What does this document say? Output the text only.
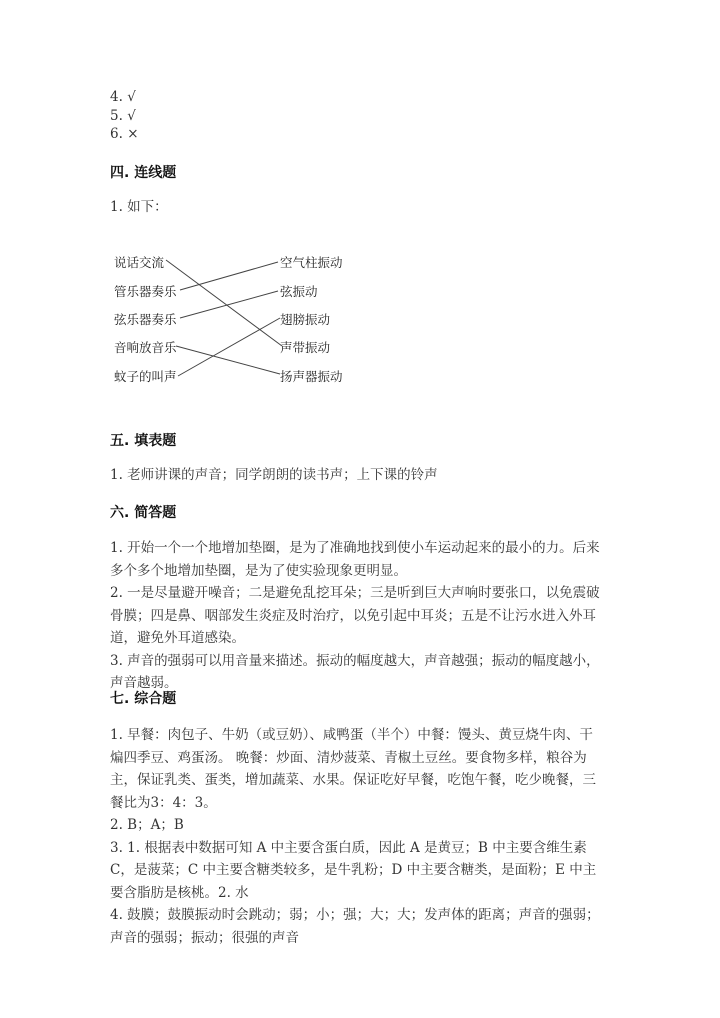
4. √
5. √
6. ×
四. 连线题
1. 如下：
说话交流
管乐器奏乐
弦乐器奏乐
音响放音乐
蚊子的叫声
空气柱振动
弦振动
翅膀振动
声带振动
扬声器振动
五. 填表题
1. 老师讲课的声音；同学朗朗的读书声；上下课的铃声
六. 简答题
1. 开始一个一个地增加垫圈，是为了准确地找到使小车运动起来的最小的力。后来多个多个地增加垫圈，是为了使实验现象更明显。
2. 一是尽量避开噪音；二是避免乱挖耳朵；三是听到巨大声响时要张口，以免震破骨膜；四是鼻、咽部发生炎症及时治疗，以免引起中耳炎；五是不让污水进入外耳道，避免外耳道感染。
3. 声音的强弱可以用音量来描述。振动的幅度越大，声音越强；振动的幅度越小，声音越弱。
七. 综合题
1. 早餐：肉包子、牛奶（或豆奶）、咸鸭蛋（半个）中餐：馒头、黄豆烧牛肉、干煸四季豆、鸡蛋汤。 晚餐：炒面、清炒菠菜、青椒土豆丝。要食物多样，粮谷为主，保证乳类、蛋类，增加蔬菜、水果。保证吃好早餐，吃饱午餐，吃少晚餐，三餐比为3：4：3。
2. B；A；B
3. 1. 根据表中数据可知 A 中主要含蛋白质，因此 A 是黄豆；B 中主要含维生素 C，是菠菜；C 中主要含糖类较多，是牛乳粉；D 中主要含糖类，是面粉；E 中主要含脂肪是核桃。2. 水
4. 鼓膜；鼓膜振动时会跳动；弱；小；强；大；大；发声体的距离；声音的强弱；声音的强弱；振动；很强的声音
# # # #
- **Exercise brief**: Every record must be copied exactly, with images dropped from the result.

- **Solution**:
What does this document say? Output the text only.
4. √
5. √
6. ×
四. 连线题
1. 如下：
说话交流
管乐器奏乐
弦乐器奏乐
音响放音乐
蚊子的叫声
空气柱振动
弦振动
翅膀振动
声带振动
扬声器振动
五. 填表题
1. 老师讲课的声音；同学朗朗的读书声；上下课的铃声
六. 简答题
1. 开始一个一个地增加垫圈，是为了准确地找到使小车运动起来的最小的力。后来多个多个地增加垫圈，是为了使实验现象更明显。
2. 一是尽量避开噪音；二是避免乱挖耳朵；三是听到巨大声响时要张口，以免震破骨膜；四是鼻、咽部发生炎症及时治疗，以免引起中耳炎；五是不让污水进入外耳道，避免外耳道感染。
3. 声音的强弱可以用音量来描述。振动的幅度越大，声音越强；振动的幅度越小，声音越弱。
七. 综合题
1. 早餐：肉包子、牛奶（或豆奶）、咸鸭蛋（半个）中餐：馒头、黄豆烧牛肉、干煸四季豆、鸡蛋汤。 晚餐：炒面、清炒菠菜、青椒土豆丝。要食物多样，粮谷为主，保证乳类、蛋类，增加蔬菜、水果。保证吃好早餐，吃饱午餐，吃少晚餐，三餐比为3：4：3。
2. B；A；B
3. 1. 根据表中数据可知 A 中主要含蛋白质，因此 A 是黄豆；B 中主要含维生素 C，是菠菜；C 中主要含糖类较多，是牛乳粉；D 中主要含糖类，是面粉；E 中主要含脂肪是核桃。2. 水
4. 鼓膜；鼓膜振动时会跳动；弱；小；强；大；大；发声体的距离；声音的强弱；声音的强弱；振动；很强的声音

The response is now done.